▶ **Extracted data**:

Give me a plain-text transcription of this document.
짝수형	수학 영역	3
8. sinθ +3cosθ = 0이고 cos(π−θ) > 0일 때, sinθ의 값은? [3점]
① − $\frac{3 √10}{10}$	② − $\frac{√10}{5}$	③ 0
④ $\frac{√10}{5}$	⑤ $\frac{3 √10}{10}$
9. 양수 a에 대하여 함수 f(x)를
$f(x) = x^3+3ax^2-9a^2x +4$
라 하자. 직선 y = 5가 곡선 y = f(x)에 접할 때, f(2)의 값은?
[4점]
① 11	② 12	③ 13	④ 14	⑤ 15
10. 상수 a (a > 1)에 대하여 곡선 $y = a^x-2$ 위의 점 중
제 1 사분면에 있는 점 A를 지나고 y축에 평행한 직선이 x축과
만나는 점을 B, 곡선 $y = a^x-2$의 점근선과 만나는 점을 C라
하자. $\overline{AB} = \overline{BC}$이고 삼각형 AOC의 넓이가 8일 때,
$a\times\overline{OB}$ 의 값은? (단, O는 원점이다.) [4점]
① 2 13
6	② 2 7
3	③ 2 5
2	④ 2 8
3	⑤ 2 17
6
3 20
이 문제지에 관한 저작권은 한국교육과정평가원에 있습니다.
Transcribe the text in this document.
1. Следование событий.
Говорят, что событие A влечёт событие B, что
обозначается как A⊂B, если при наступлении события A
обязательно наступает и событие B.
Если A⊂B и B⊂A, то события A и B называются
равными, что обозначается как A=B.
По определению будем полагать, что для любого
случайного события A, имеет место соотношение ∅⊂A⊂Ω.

▶ **Task objective**:
Copy each line of the listing in which the word "обозначается" can be found.

▶ **The solution**:
обозначается как A⊂B, если при наступлении события A
равными, что обозначается как A=B.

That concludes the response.